---- TRECHO CITADO

Segundo Abese, mercado de segurança eletrônica terá crescimento de 12% em 2020.

10 de fevereiro de 2020

A
Associação Brasileira das Empresas de Sistemas Eletrônicos de Segurança (Abese) divulgou uma notícia positiva para o setor de segurança eletrônica em 2020. De
acordo com a Associação, com a aprovação do Estatuto da Segurança Privada,
haverá a abertura de novos mercados ao setor, responsável por gerar mais de 250
mil empregos diretos e mais de 2 milhões indiretos. A retomada do crescimento
econômico, baseado nos indicadores ascendentes, também reforça o otimismo
cauteloso com que o mercado começa o ano.


Para
a presidente da Abese, Selma Migliori, que esteve no Senado Federal para
defender o setor e a aprovação do novo estatuto, o projeto de lei oferecerá
amparo legal às empresas de segurança eletrônica que, finalmente, poderão
concorrer em posição de igualdade em licitações públicas e de instituições
financeiras. “O Estatuto da Segurança Privada insere definitivamente a
segurança eletrônica como um pilar independente dentro da segurança privada e
possibilitará a livre iniciativa e concorrência. Assim, se um grande
empreendimento ou o setor público desejar contratar um projeto de sistema
eletrônico de segurança isoladamente, estarão amparados pela nova lei”,
explica.

--------
---- CONTEÚDO DOS DADOS

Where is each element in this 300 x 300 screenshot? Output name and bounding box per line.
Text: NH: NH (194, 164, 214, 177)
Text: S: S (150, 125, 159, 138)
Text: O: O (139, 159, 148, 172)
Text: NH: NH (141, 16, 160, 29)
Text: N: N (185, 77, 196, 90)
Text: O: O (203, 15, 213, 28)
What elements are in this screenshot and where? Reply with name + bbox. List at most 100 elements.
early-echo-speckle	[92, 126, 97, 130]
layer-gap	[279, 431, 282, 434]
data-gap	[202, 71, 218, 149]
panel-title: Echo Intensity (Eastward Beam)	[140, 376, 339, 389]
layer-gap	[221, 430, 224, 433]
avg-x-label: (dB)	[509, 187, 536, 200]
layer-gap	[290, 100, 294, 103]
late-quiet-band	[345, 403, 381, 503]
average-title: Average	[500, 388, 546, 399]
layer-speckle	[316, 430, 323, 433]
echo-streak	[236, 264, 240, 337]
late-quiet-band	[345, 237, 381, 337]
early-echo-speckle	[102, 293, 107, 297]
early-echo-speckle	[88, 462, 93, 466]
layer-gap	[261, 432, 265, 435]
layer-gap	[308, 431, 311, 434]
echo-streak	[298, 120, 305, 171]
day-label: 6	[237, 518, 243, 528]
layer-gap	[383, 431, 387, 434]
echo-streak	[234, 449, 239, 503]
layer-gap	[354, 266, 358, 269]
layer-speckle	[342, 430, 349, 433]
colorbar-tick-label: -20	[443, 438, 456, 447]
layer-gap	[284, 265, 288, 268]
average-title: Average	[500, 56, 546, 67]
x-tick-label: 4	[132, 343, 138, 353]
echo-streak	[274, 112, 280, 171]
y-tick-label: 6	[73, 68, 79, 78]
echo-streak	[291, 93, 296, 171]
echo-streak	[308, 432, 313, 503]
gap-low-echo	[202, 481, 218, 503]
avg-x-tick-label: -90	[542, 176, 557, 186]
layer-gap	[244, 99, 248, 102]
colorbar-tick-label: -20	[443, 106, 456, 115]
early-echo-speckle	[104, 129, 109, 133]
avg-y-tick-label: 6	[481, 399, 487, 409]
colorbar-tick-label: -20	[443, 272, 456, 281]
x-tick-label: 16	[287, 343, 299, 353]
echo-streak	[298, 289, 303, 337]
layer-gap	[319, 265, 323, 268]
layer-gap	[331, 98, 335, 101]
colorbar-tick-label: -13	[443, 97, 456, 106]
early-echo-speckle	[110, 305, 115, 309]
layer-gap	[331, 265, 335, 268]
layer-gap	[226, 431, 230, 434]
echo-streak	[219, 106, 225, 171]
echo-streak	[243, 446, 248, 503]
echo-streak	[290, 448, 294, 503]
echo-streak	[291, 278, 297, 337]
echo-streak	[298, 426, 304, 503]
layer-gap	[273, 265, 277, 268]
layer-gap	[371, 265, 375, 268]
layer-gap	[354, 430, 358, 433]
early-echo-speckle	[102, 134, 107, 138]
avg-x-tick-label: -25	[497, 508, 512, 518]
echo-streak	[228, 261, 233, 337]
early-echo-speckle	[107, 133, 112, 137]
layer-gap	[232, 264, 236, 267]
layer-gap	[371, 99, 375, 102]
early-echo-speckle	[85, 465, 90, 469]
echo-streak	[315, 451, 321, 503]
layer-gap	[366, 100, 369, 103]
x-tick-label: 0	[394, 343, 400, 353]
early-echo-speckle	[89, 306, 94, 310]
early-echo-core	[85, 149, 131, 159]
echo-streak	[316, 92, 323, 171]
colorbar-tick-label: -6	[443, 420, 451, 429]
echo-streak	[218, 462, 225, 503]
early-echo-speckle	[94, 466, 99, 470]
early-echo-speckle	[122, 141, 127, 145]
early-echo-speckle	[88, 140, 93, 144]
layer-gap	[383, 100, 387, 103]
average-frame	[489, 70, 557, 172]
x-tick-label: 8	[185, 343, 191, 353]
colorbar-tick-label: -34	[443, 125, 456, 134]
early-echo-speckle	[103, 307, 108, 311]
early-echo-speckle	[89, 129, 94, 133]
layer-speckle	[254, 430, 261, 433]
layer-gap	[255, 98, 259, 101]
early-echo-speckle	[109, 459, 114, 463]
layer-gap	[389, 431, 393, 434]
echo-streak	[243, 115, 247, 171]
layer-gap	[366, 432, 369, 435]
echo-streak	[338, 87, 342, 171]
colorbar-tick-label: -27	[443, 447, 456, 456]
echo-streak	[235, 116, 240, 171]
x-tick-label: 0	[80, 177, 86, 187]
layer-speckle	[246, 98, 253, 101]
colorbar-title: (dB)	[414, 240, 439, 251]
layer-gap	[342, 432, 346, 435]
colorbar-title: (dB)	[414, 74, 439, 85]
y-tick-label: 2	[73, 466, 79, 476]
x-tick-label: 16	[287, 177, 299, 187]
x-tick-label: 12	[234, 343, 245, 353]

--------

• [TAREFA]: Redija a continuação da notícia sobre a previsão da Abese para o mercado de segurança eletrônica, partindo do ponto em que o trecho termina. Os itens não são necessários para realizar a tarefa.

• [CAMPO DE RESPOSTA]:
Assim,
o mercado de Segurança Eletrônica, que compreende mais de 26 mil empresas e
cresce em média de 8% ao ano, sendo 10% só em 2019, espera atender à demanda da
segurança pública e privada por soluções que utilizam Inteligência Artificial,
sensores, Internet das Coisas (IoT) para ajudar a evitar ou solucionar
ocorrências sem o uso de armas letais – que ficam restritas às autoridades
policiais ou empresas de vigilância autorizadas.


Além
disso, os condomínios e empreendimentos que gradativamente investem em portaria
remota também estão entre os principais catalisadores do crescimento esperado
para o próximo ano. Em busca de mais segurança e economia, uma vez que este
tipo de tecnologia custa cerca de 30% a 40% do que uma portaria tradicional e
gera uma economia que pode chegar a 70%.


Um
levantamento realizado pela Associação Brasileira das Empresas de Sistemas
Eletrônicos de Segurança (Abese) com empresas de segurança que trabalham com
portaria remota em 2019, mostrou que 34,5% das empresas que atuam com portaria
remota realizam a requalificação dos porteiros para as áreas de atendimento,
assistentes de manutenção, operadores remotos, seguranças, ou até mesmo para
compor portarias híbridas – que operam com o profissional local junto ao
sistema remoto.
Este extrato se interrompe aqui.